> **Prompt**: Can you output the material exactly as written, minus any pictures it holds?

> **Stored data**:

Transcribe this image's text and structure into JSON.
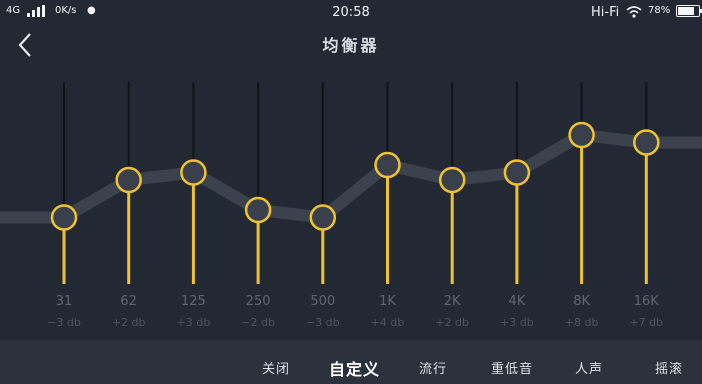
{
  "status_bar": {
    "network": "4G",
    "speed": "0K/s",
    "time": "20:58",
    "hifi": "Hi-Fi",
    "battery": "78%",
    "icons": [
      "signal-icon",
      "flame-icon",
      "wifi-icon",
      "battery-icon"
    ]
  },
  "header": {
    "title": "均衡器",
    "back_icon": "chevron-left-icon"
  },
  "equalizer": {
    "bands": [
      {
        "freq": "31",
        "gain_label": "−3 db",
        "gain": -3
      },
      {
        "freq": "62",
        "gain_label": "+2 db",
        "gain": 2
      },
      {
        "freq": "125",
        "gain_label": "+3 db",
        "gain": 3
      },
      {
        "freq": "250",
        "gain_label": "−2 db",
        "gain": -2
      },
      {
        "freq": "500",
        "gain_label": "−3 db",
        "gain": -3
      },
      {
        "freq": "1K",
        "gain_label": "+4 db",
        "gain": 4
      },
      {
        "freq": "2K",
        "gain_label": "+2 db",
        "gain": 2
      },
      {
        "freq": "4K",
        "gain_label": "+3 db",
        "gain": 3
      },
      {
        "freq": "8K",
        "gain_label": "+8 db",
        "gain": 8
      },
      {
        "freq": "16K",
        "gain_label": "+7 db",
        "gain": 7
      }
    ],
    "colors": {
      "accent": "#f2c12e",
      "track": "#101419",
      "curve": "#3b424d"
    }
  },
  "presets": {
    "items": [
      "关闭",
      "自定义",
      "流行",
      "重低音",
      "人声",
      "摇滚"
    ],
    "selected": "自定义"
  }
}
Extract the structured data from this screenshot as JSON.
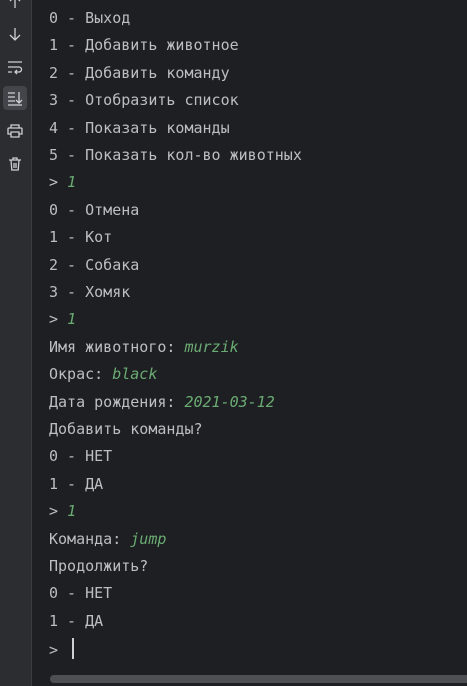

> **Response**:
Transcribe this image's text and structure into JSON.
{
  "status_bar": {
    "network": "4G",
    "speed": "0K/s",
    "time": "20:58",
    "hifi": "Hi-Fi",
    "battery": "78%",
    "icons": [
      "signal-icon",
      "flame-icon",
      "wifi-icon",
      "battery-icon"
    ]
  },
  "header": {
    "title": "均衡器",
    "back_icon": "chevron-left-icon"
  },
  "equalizer": {
    "bands": [
      {
        "freq": "31",
        "gain_label": "−3 db",
        "gain": -3
      },
      {
        "freq": "62",
        "gain_label": "+2 db",
        "gain": 2
      },
      {
        "freq": "125",
        "gain_label": "+3 db",
        "gain": 3
      },
      {
        "freq": "250",
        "gain_label": "−2 db",
        "gain": -2
      },
      {
        "freq": "500",
        "gain_label": "−3 db",
        "gain": -3
      },
      {
        "freq": "1K",
        "gain_label": "+4 db",
        "gain": 4
      },
      {
        "freq": "2K",
        "gain_label": "+2 db",
        "gain": 2
      },
      {
        "freq": "4K",
        "gain_label": "+3 db",
        "gain": 3
      },
      {
        "freq": "8K",
        "gain_label": "+8 db",
        "gain": 8
      },
      {
        "freq": "16K",
        "gain_label": "+7 db",
        "gain": 7
      }
    ],
    "colors": {
      "accent": "#f2c12e",
      "track": "#101419",
      "curve": "#3b424d"
    }
  },
  "presets": {
    "items": [
      "关闭",
      "自定义",
      "流行",
      "重低音",
      "人声",
      "摇滚"
    ],
    "selected": "自定义"
  }
}
Extract the structured data from this screenshot as JSON.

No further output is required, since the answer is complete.